BEGIN Available records
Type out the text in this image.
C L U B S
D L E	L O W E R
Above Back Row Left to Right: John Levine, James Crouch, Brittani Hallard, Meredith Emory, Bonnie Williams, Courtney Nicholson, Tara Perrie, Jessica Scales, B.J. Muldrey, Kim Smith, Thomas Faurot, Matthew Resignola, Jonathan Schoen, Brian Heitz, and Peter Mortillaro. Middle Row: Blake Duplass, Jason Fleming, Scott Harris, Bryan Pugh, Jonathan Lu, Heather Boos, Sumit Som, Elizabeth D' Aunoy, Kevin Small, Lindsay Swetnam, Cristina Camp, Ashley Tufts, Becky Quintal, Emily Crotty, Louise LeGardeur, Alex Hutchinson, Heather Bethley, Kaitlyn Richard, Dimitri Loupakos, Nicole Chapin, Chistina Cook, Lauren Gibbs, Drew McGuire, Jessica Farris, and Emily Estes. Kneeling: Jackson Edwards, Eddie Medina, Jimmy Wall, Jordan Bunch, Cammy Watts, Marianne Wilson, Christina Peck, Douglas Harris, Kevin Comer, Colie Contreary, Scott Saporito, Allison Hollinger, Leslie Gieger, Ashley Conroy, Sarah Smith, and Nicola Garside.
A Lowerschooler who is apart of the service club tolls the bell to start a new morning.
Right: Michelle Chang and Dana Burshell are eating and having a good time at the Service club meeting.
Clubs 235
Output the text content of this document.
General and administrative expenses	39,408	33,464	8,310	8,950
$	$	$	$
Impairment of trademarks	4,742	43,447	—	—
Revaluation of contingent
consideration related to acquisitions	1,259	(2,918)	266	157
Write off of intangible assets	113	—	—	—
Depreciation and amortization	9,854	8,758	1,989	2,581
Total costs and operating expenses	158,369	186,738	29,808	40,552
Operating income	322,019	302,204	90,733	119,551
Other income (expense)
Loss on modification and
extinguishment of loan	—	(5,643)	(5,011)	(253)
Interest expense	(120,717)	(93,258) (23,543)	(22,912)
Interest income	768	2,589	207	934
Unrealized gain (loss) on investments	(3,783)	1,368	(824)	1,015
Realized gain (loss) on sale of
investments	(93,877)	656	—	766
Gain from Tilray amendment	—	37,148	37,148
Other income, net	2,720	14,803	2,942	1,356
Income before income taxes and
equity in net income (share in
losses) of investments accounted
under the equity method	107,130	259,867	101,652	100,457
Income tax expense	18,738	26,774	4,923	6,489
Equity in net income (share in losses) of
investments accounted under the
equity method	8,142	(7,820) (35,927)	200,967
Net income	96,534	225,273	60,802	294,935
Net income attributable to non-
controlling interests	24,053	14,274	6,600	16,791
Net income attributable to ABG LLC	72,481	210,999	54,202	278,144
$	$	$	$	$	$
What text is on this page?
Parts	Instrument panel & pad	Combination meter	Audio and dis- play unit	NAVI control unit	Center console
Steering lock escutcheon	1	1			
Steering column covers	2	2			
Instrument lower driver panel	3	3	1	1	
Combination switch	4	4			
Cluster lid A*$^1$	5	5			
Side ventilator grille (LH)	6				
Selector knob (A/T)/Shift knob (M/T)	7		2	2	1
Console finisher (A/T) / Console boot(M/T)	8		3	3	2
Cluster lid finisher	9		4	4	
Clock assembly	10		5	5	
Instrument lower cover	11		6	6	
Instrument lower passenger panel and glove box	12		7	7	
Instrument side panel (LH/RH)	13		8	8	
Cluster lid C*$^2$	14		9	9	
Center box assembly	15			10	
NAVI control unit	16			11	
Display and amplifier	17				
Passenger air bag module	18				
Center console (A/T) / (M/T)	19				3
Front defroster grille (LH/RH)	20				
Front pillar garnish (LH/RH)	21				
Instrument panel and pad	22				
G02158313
END Available records
### Task
Exact copies of all the records are required.

### Expected answer
Type out the text in this image.
C L U B S
D L E	L O W E R
Above Back Row Left to Right: John Levine, James Crouch, Brittani Hallard, Meredith Emory, Bonnie Williams, Courtney Nicholson, Tara Perrie, Jessica Scales, B.J. Muldrey, Kim Smith, Thomas Faurot, Matthew Resignola, Jonathan Schoen, Brian Heitz, and Peter Mortillaro. Middle Row: Blake Duplass, Jason Fleming, Scott Harris, Bryan Pugh, Jonathan Lu, Heather Boos, Sumit Som, Elizabeth D' Aunoy, Kevin Small, Lindsay Swetnam, Cristina Camp, Ashley Tufts, Becky Quintal, Emily Crotty, Louise LeGardeur, Alex Hutchinson, Heather Bethley, Kaitlyn Richard, Dimitri Loupakos, Nicole Chapin, Chistina Cook, Lauren Gibbs, Drew McGuire, Jessica Farris, and Emily Estes. Kneeling: Jackson Edwards, Eddie Medina, Jimmy Wall, Jordan Bunch, Cammy Watts, Marianne Wilson, Christina Peck, Douglas Harris, Kevin Comer, Colie Contreary, Scott Saporito, Allison Hollinger, Leslie Gieger, Ashley Conroy, Sarah Smith, and Nicola Garside.
A Lowerschooler who is apart of the service club tolls the bell to start a new morning.
Right: Michelle Chang and Dana Burshell are eating and having a good time at the Service club meeting.
Clubs 235
Output the text content of this document.
General and administrative expenses	39,408	33,464	8,310	8,950
$	$	$	$
Impairment of trademarks	4,742	43,447	—	—
Revaluation of contingent
consideration related to acquisitions	1,259	(2,918)	266	157
Write off of intangible assets	113	—	—	—
Depreciation and amortization	9,854	8,758	1,989	2,581
Total costs and operating expenses	158,369	186,738	29,808	40,552
Operating income	322,019	302,204	90,733	119,551
Other income (expense)
Loss on modification and
extinguishment of loan	—	(5,643)	(5,011)	(253)
Interest expense	(120,717)	(93,258) (23,543)	(22,912)
Interest income	768	2,589	207	934
Unrealized gain (loss) on investments	(3,783)	1,368	(824)	1,015
Realized gain (loss) on sale of
investments	(93,877)	656	—	766
Gain from Tilray amendment	—	37,148	37,148
Other income, net	2,720	14,803	2,942	1,356
Income before income taxes and
equity in net income (share in
losses) of investments accounted
under the equity method	107,130	259,867	101,652	100,457
Income tax expense	18,738	26,774	4,923	6,489
Equity in net income (share in losses) of
investments accounted under the
equity method	8,142	(7,820) (35,927)	200,967
Net income	96,534	225,273	60,802	294,935
Net income attributable to non-
controlling interests	24,053	14,274	6,600	16,791
Net income attributable to ABG LLC	72,481	210,999	54,202	278,144
$	$	$	$	$	$
What text is on this page?
Parts	Instrument panel & pad	Combination meter	Audio and dis- play unit	NAVI control unit	Center console
Steering lock escutcheon	1	1			
Steering column covers	2	2			
Instrument lower driver panel	3	3	1	1	
Combination switch	4	4			
Cluster lid A*$^1$	5	5			
Side ventilator grille (LH)	6				
Selector knob (A/T)/Shift knob (M/T)	7		2	2	1
Console finisher (A/T) / Console boot(M/T)	8		3	3	2
Cluster lid finisher	9		4	4	
Clock assembly	10		5	5	
Instrument lower cover	11		6	6	
Instrument lower passenger panel and glove box	12		7	7	
Instrument side panel (LH/RH)	13		8	8	
Cluster lid C*$^2$	14		9	9	
Center box assembly	15			10	
NAVI control unit	16			11	
Display and amplifier	17				
Passenger air bag module	18				
Center console (A/T) / (M/T)	19				3
Front defroster grille (LH/RH)	20				
Front pillar garnish (LH/RH)	21				
Instrument panel and pad	22				
G02158313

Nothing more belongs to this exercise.